Records from a collection:
"""
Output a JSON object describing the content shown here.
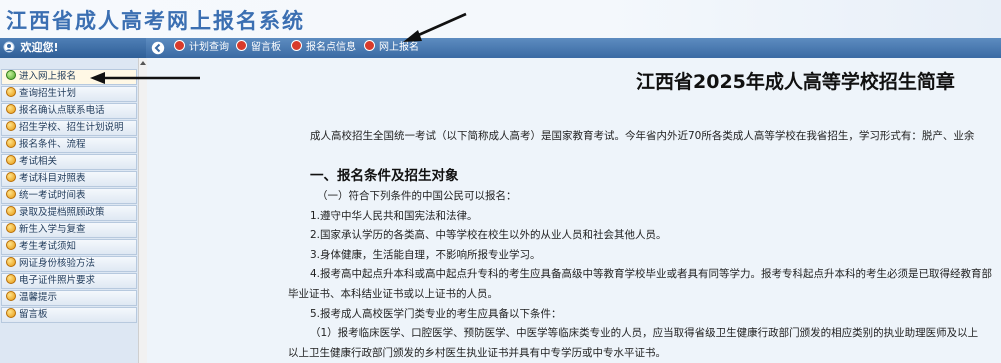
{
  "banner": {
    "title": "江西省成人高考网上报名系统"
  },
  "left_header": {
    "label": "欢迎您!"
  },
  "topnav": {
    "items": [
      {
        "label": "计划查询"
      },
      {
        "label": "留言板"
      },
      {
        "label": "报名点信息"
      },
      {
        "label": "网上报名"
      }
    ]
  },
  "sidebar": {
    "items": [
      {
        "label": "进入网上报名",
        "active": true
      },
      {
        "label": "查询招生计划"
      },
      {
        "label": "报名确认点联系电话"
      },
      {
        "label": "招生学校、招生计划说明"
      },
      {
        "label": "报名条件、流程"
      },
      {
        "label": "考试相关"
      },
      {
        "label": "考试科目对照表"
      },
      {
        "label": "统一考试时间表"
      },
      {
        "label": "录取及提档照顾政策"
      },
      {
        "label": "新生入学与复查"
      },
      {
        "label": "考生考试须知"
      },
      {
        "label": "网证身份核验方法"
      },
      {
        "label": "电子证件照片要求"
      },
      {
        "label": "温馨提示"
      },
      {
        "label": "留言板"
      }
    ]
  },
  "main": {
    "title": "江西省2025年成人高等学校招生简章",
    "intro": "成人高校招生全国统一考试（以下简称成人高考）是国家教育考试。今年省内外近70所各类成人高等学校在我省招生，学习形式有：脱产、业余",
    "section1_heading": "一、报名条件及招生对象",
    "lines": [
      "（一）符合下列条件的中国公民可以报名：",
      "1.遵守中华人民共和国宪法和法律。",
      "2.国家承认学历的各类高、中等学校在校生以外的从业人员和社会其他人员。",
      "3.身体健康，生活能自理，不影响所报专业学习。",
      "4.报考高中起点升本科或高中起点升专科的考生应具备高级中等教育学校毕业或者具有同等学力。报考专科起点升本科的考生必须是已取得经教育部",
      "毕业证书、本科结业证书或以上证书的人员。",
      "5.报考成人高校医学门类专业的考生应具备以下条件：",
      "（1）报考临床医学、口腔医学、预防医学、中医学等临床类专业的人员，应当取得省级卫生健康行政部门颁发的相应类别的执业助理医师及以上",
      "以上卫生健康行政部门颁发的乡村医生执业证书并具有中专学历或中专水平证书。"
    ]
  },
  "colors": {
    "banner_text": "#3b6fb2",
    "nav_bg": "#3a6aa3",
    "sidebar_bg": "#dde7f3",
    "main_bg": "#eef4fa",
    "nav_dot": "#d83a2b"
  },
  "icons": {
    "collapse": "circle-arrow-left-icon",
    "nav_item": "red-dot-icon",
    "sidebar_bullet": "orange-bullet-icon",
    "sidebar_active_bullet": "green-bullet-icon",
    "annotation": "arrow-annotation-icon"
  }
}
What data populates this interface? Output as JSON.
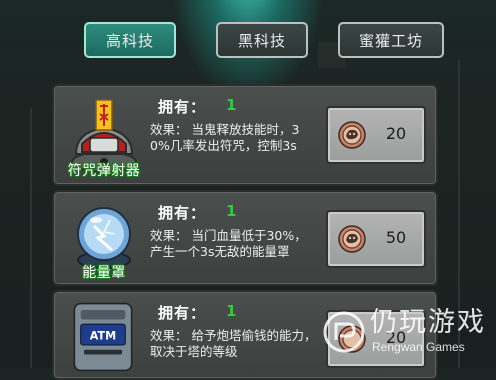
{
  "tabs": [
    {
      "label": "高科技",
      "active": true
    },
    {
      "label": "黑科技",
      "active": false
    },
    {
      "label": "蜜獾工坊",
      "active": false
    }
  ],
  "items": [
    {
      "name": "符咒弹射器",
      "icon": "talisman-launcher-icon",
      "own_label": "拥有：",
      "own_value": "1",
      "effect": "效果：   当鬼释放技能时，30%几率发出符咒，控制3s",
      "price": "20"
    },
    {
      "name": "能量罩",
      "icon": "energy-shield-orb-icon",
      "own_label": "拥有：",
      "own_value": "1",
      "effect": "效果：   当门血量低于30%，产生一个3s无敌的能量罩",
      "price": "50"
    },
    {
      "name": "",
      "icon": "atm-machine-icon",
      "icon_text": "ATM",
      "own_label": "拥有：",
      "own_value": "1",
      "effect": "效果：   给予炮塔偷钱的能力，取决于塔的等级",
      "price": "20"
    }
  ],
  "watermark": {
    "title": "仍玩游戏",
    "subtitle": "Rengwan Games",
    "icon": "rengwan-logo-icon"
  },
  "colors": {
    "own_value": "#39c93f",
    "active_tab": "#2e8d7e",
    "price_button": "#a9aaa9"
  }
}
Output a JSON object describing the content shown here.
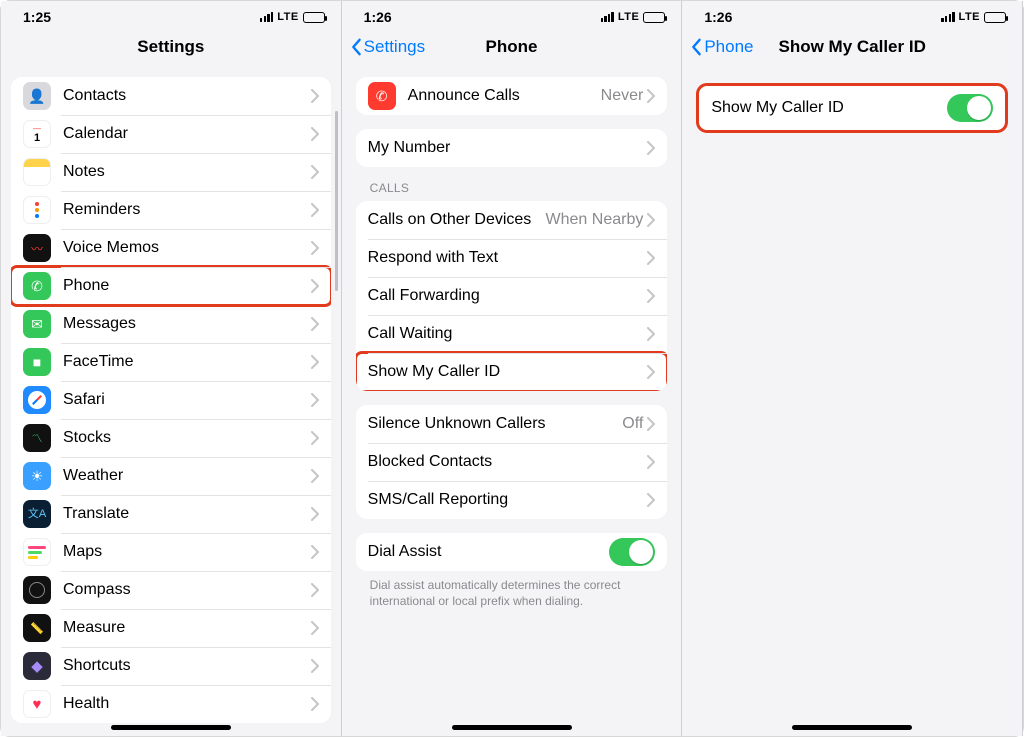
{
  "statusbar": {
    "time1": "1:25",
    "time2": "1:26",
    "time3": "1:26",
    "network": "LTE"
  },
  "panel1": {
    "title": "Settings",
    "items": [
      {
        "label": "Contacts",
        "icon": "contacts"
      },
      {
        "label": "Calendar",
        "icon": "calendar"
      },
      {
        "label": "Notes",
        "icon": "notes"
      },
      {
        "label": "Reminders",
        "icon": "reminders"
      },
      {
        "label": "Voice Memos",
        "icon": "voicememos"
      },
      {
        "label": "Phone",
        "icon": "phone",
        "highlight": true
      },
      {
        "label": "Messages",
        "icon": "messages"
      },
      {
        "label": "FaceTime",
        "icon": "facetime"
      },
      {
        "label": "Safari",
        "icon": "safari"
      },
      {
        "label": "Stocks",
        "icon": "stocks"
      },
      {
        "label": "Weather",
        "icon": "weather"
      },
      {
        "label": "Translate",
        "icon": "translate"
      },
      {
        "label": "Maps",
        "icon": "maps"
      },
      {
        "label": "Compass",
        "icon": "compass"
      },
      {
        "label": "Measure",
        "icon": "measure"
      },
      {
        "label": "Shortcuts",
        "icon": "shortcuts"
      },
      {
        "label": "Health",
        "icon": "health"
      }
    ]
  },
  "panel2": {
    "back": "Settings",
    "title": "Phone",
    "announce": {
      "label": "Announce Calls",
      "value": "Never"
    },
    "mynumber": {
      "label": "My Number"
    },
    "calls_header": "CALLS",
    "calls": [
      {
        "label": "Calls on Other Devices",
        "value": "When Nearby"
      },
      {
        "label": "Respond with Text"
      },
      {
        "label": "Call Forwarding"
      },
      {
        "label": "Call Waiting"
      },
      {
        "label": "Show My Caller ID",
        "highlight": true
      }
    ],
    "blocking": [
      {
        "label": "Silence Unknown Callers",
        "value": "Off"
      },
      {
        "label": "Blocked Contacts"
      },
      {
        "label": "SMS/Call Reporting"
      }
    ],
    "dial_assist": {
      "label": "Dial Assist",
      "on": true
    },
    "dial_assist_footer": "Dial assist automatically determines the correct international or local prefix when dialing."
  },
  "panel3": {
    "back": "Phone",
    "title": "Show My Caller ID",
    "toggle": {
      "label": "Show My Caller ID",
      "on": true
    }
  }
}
"""
*GOAL OF THE EXERCISE*. Return every line of the records exactly as given, pictures excluded.

*WRITTEN SOLUTION*.
Output a JSON object describing the content shown here.
{
  "banner": {
    "title": "江西省成人高考网上报名系统"
  },
  "left_header": {
    "label": "欢迎您!"
  },
  "topnav": {
    "items": [
      {
        "label": "计划查询"
      },
      {
        "label": "留言板"
      },
      {
        "label": "报名点信息"
      },
      {
        "label": "网上报名"
      }
    ]
  },
  "sidebar": {
    "items": [
      {
        "label": "进入网上报名",
        "active": true
      },
      {
        "label": "查询招生计划"
      },
      {
        "label": "报名确认点联系电话"
      },
      {
        "label": "招生学校、招生计划说明"
      },
      {
        "label": "报名条件、流程"
      },
      {
        "label": "考试相关"
      },
      {
        "label": "考试科目对照表"
      },
      {
        "label": "统一考试时间表"
      },
      {
        "label": "录取及提档照顾政策"
      },
      {
        "label": "新生入学与复查"
      },
      {
        "label": "考生考试须知"
      },
      {
        "label": "网证身份核验方法"
      },
      {
        "label": "电子证件照片要求"
      },
      {
        "label": "温馨提示"
      },
      {
        "label": "留言板"
      }
    ]
  },
  "main": {
    "title": "江西省2025年成人高等学校招生简章",
    "intro": "成人高校招生全国统一考试（以下简称成人高考）是国家教育考试。今年省内外近70所各类成人高等学校在我省招生，学习形式有：脱产、业余",
    "section1_heading": "一、报名条件及招生对象",
    "lines": [
      "（一）符合下列条件的中国公民可以报名：",
      "1.遵守中华人民共和国宪法和法律。",
      "2.国家承认学历的各类高、中等学校在校生以外的从业人员和社会其他人员。",
      "3.身体健康，生活能自理，不影响所报专业学习。",
      "4.报考高中起点升本科或高中起点升专科的考生应具备高级中等教育学校毕业或者具有同等学力。报考专科起点升本科的考生必须是已取得经教育部",
      "毕业证书、本科结业证书或以上证书的人员。",
      "5.报考成人高校医学门类专业的考生应具备以下条件：",
      "（1）报考临床医学、口腔医学、预防医学、中医学等临床类专业的人员，应当取得省级卫生健康行政部门颁发的相应类别的执业助理医师及以上",
      "以上卫生健康行政部门颁发的乡村医生执业证书并具有中专学历或中专水平证书。"
    ]
  },
  "colors": {
    "banner_text": "#3b6fb2",
    "nav_bg": "#3a6aa3",
    "sidebar_bg": "#dde7f3",
    "main_bg": "#eef4fa",
    "nav_dot": "#d83a2b"
  },
  "icons": {
    "collapse": "circle-arrow-left-icon",
    "nav_item": "red-dot-icon",
    "sidebar_bullet": "orange-bullet-icon",
    "sidebar_active_bullet": "green-bullet-icon",
    "annotation": "arrow-annotation-icon"
  }
}
What data populates this interface? Output as JSON.
{
  "tabs": [
    {
      "label": "高科技",
      "active": true
    },
    {
      "label": "黑科技",
      "active": false
    },
    {
      "label": "蜜獾工坊",
      "active": false
    }
  ],
  "items": [
    {
      "name": "符咒弹射器",
      "icon": "talisman-launcher-icon",
      "own_label": "拥有：",
      "own_value": "1",
      "effect": "效果：   当鬼释放技能时，30%几率发出符咒，控制3s",
      "price": "20"
    },
    {
      "name": "能量罩",
      "icon": "energy-shield-orb-icon",
      "own_label": "拥有：",
      "own_value": "1",
      "effect": "效果：   当门血量低于30%，产生一个3s无敌的能量罩",
      "price": "50"
    },
    {
      "name": "",
      "icon": "atm-machine-icon",
      "icon_text": "ATM",
      "own_label": "拥有：",
      "own_value": "1",
      "effect": "效果：   给予炮塔偷钱的能力，取决于塔的等级",
      "price": "20"
    }
  ],
  "watermark": {
    "title": "仍玩游戏",
    "subtitle": "Rengwan Games",
    "icon": "rengwan-logo-icon"
  },
  "colors": {
    "own_value": "#39c93f",
    "active_tab": "#2e8d7e",
    "price_button": "#a9aaa9"
  }
}
Output a JSON object describing the content shown here.
{
  "statusbar": {
    "time1": "1:25",
    "time2": "1:26",
    "time3": "1:26",
    "network": "LTE"
  },
  "panel1": {
    "title": "Settings",
    "items": [
      {
        "label": "Contacts",
        "icon": "contacts"
      },
      {
        "label": "Calendar",
        "icon": "calendar"
      },
      {
        "label": "Notes",
        "icon": "notes"
      },
      {
        "label": "Reminders",
        "icon": "reminders"
      },
      {
        "label": "Voice Memos",
        "icon": "voicememos"
      },
      {
        "label": "Phone",
        "icon": "phone",
        "highlight": true
      },
      {
        "label": "Messages",
        "icon": "messages"
      },
      {
        "label": "FaceTime",
        "icon": "facetime"
      },
      {
        "label": "Safari",
        "icon": "safari"
      },
      {
        "label": "Stocks",
        "icon": "stocks"
      },
      {
        "label": "Weather",
        "icon": "weather"
      },
      {
        "label": "Translate",
        "icon": "translate"
      },
      {
        "label": "Maps",
        "icon": "maps"
      },
      {
        "label": "Compass",
        "icon": "compass"
      },
      {
        "label": "Measure",
        "icon": "measure"
      },
      {
        "label": "Shortcuts",
        "icon": "shortcuts"
      },
      {
        "label": "Health",
        "icon": "health"
      }
    ]
  },
  "panel2": {
    "back": "Settings",
    "title": "Phone",
    "announce": {
      "label": "Announce Calls",
      "value": "Never"
    },
    "mynumber": {
      "label": "My Number"
    },
    "calls_header": "CALLS",
    "calls": [
      {
        "label": "Calls on Other Devices",
        "value": "When Nearby"
      },
      {
        "label": "Respond with Text"
      },
      {
        "label": "Call Forwarding"
      },
      {
        "label": "Call Waiting"
      },
      {
        "label": "Show My Caller ID",
        "highlight": true
      }
    ],
    "blocking": [
      {
        "label": "Silence Unknown Callers",
        "value": "Off"
      },
      {
        "label": "Blocked Contacts"
      },
      {
        "label": "SMS/Call Reporting"
      }
    ],
    "dial_assist": {
      "label": "Dial Assist",
      "on": true
    },
    "dial_assist_footer": "Dial assist automatically determines the correct international or local prefix when dialing."
  },
  "panel3": {
    "back": "Phone",
    "title": "Show My Caller ID",
    "toggle": {
      "label": "Show My Caller ID",
      "on": true
    }
  }
}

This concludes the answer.